» **Exercise**
Each record is to be printed again precisely as it reads.

## start

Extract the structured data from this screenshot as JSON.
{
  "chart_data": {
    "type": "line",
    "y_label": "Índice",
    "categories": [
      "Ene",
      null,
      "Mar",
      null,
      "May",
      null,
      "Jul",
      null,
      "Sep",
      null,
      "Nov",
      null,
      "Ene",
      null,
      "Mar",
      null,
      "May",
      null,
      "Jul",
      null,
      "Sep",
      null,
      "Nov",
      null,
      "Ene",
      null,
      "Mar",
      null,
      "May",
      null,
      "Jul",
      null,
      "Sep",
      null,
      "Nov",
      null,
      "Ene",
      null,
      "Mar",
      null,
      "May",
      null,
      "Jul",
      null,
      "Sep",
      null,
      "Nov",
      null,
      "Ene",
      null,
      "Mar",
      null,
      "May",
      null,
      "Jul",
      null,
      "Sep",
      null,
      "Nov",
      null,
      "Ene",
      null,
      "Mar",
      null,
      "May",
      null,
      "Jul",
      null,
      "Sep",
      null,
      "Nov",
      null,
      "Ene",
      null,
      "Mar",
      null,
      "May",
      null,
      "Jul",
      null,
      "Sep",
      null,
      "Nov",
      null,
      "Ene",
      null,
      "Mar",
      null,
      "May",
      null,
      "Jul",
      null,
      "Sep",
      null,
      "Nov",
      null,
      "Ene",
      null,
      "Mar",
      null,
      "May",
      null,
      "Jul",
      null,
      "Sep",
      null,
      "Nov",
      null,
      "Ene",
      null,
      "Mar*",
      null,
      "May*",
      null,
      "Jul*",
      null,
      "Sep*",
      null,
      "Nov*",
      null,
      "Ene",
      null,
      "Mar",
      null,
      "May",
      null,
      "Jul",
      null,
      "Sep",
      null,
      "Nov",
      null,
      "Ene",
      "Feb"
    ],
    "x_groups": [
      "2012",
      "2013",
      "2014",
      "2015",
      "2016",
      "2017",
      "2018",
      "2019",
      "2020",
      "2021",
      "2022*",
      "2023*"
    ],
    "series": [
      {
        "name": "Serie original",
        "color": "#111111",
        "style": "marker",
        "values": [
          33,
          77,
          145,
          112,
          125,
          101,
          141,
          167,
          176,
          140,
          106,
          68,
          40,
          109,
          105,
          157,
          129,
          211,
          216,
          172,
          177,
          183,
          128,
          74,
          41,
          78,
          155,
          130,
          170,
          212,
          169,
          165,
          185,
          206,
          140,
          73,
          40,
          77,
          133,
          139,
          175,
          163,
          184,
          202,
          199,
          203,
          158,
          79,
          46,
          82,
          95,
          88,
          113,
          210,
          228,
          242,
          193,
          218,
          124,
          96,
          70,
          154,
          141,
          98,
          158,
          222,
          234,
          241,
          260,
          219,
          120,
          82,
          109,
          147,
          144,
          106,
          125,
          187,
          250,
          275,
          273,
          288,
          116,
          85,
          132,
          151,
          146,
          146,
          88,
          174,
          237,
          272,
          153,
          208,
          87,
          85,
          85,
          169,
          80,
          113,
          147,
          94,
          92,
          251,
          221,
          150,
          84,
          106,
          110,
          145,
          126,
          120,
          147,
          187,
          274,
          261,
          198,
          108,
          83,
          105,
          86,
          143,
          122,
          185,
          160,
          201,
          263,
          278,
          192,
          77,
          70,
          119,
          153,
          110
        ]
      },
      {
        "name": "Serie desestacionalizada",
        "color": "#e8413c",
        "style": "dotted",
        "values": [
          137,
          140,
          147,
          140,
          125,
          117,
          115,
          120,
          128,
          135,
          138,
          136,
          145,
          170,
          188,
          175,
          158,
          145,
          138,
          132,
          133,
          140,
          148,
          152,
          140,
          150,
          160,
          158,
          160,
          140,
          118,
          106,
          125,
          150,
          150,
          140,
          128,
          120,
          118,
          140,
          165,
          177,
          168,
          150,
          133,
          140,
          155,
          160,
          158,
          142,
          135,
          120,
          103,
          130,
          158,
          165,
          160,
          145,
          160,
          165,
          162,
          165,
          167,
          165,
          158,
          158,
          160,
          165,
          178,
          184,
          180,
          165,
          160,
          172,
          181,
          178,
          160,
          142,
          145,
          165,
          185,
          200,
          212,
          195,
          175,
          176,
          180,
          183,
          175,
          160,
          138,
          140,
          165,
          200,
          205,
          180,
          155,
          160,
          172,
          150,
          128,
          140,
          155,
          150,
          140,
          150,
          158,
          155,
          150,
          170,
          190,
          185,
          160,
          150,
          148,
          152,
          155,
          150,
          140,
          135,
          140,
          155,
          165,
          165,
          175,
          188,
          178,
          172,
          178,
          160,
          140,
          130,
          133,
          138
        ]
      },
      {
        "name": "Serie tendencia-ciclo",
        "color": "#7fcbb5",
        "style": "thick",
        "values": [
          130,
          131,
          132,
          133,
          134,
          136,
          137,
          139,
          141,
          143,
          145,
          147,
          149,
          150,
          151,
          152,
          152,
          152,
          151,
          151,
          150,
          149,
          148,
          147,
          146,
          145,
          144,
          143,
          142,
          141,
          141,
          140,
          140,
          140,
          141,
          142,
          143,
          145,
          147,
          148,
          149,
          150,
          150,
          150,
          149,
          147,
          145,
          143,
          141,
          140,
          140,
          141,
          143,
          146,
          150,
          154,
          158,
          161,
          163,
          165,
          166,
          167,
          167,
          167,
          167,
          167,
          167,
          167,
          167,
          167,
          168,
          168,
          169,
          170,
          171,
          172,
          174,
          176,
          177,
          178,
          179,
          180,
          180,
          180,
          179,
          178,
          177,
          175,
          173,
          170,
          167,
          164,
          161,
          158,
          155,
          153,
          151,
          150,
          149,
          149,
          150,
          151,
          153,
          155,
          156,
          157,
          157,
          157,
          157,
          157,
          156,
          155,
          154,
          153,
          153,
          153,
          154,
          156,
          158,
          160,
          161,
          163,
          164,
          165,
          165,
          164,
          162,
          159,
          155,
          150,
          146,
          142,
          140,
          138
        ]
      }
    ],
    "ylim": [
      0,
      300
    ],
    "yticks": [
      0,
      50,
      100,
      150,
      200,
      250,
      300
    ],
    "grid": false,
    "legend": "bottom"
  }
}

## end

» **Result**
Extract the structured data from this screenshot as JSON.
{
  "chart_data": {
    "type": "line",
    "y_label": "Índice",
    "categories": [
      "Ene",
      null,
      "Mar",
      null,
      "May",
      null,
      "Jul",
      null,
      "Sep",
      null,
      "Nov",
      null,
      "Ene",
      null,
      "Mar",
      null,
      "May",
      null,
      "Jul",
      null,
      "Sep",
      null,
      "Nov",
      null,
      "Ene",
      null,
      "Mar",
      null,
      "May",
      null,
      "Jul",
      null,
      "Sep",
      null,
      "Nov",
      null,
      "Ene",
      null,
      "Mar",
      null,
      "May",
      null,
      "Jul",
      null,
      "Sep",
      null,
      "Nov",
      null,
      "Ene",
      null,
      "Mar",
      null,
      "May",
      null,
      "Jul",
      null,
      "Sep",
      null,
      "Nov",
      null,
      "Ene",
      null,
      "Mar",
      null,
      "May",
      null,
      "Jul",
      null,
      "Sep",
      null,
      "Nov",
      null,
      "Ene",
      null,
      "Mar",
      null,
      "May",
      null,
      "Jul",
      null,
      "Sep",
      null,
      "Nov",
      null,
      "Ene",
      null,
      "Mar",
      null,
      "May",
      null,
      "Jul",
      null,
      "Sep",
      null,
      "Nov",
      null,
      "Ene",
      null,
      "Mar",
      null,
      "May",
      null,
      "Jul",
      null,
      "Sep",
      null,
      "Nov",
      null,
      "Ene",
      null,
      "Mar*",
      null,
      "May*",
      null,
      "Jul*",
      null,
      "Sep*",
      null,
      "Nov*",
      null,
      "Ene",
      null,
      "Mar",
      null,
      "May",
      null,
      "Jul",
      null,
      "Sep",
      null,
      "Nov",
      null,
      "Ene",
      "Feb"
    ],
    "x_groups": [
      "2012",
      "2013",
      "2014",
      "2015",
      "2016",
      "2017",
      "2018",
      "2019",
      "2020",
      "2021",
      "2022*",
      "2023*"
    ],
    "series": [
      {
        "name": "Serie original",
        "color": "#111111",
        "style": "marker",
        "values": [
          33,
          77,
          145,
          112,
          125,
          101,
          141,
          167,
          176,
          140,
          106,
          68,
          40,
          109,
          105,
          157,
          129,
          211,
          216,
          172,
          177,
          183,
          128,
          74,
          41,
          78,
          155,
          130,
          170,
          212,
          169,
          165,
          185,
          206,
          140,
          73,
          40,
          77,
          133,
          139,
          175,
          163,
          184,
          202,
          199,
          203,
          158,
          79,
          46,
          82,
          95,
          88,
          113,
          210,
          228,
          242,
          193,
          218,
          124,
          96,
          70,
          154,
          141,
          98,
          158,
          222,
          234,
          241,
          260,
          219,
          120,
          82,
          109,
          147,
          144,
          106,
          125,
          187,
          250,
          275,
          273,
          288,
          116,
          85,
          132,
          151,
          146,
          146,
          88,
          174,
          237,
          272,
          153,
          208,
          87,
          85,
          85,
          169,
          80,
          113,
          147,
          94,
          92,
          251,
          221,
          150,
          84,
          106,
          110,
          145,
          126,
          120,
          147,
          187,
          274,
          261,
          198,
          108,
          83,
          105,
          86,
          143,
          122,
          185,
          160,
          201,
          263,
          278,
          192,
          77,
          70,
          119,
          153,
          110
        ]
      },
      {
        "name": "Serie desestacionalizada",
        "color": "#e8413c",
        "style": "dotted",
        "values": [
          137,
          140,
          147,
          140,
          125,
          117,
          115,
          120,
          128,
          135,
          138,
          136,
          145,
          170,
          188,
          175,
          158,
          145,
          138,
          132,
          133,
          140,
          148,
          152,
          140,
          150,
          160,
          158,
          160,
          140,
          118,
          106,
          125,
          150,
          150,
          140,
          128,
          120,
          118,
          140,
          165,
          177,
          168,
          150,
          133,
          140,
          155,
          160,
          158,
          142,
          135,
          120,
          103,
          130,
          158,
          165,
          160,
          145,
          160,
          165,
          162,
          165,
          167,
          165,
          158,
          158,
          160,
          165,
          178,
          184,
          180,
          165,
          160,
          172,
          181,
          178,
          160,
          142,
          145,
          165,
          185,
          200,
          212,
          195,
          175,
          176,
          180,
          183,
          175,
          160,
          138,
          140,
          165,
          200,
          205,
          180,
          155,
          160,
          172,
          150,
          128,
          140,
          155,
          150,
          140,
          150,
          158,
          155,
          150,
          170,
          190,
          185,
          160,
          150,
          148,
          152,
          155,
          150,
          140,
          135,
          140,
          155,
          165,
          165,
          175,
          188,
          178,
          172,
          178,
          160,
          140,
          130,
          133,
          138
        ]
      },
      {
        "name": "Serie tendencia-ciclo",
        "color": "#7fcbb5",
        "style": "thick",
        "values": [
          130,
          131,
          132,
          133,
          134,
          136,
          137,
          139,
          141,
          143,
          145,
          147,
          149,
          150,
          151,
          152,
          152,
          152,
          151,
          151,
          150,
          149,
          148,
          147,
          146,
          145,
          144,
          143,
          142,
          141,
          141,
          140,
          140,
          140,
          141,
          142,
          143,
          145,
          147,
          148,
          149,
          150,
          150,
          150,
          149,
          147,
          145,
          143,
          141,
          140,
          140,
          141,
          143,
          146,
          150,
          154,
          158,
          161,
          163,
          165,
          166,
          167,
          167,
          167,
          167,
          167,
          167,
          167,
          167,
          167,
          168,
          168,
          169,
          170,
          171,
          172,
          174,
          176,
          177,
          178,
          179,
          180,
          180,
          180,
          179,
          178,
          177,
          175,
          173,
          170,
          167,
          164,
          161,
          158,
          155,
          153,
          151,
          150,
          149,
          149,
          150,
          151,
          153,
          155,
          156,
          157,
          157,
          157,
          157,
          157,
          156,
          155,
          154,
          153,
          153,
          153,
          154,
          156,
          158,
          160,
          161,
          163,
          164,
          165,
          165,
          164,
          162,
          159,
          155,
          150,
          146,
          142,
          140,
          138
        ]
      }
    ],
    "ylim": [
      0,
      300
    ],
    "yticks": [
      0,
      50,
      100,
      150,
      200,
      250,
      300
    ],
    "grid": false,
    "legend": "bottom"
  }
}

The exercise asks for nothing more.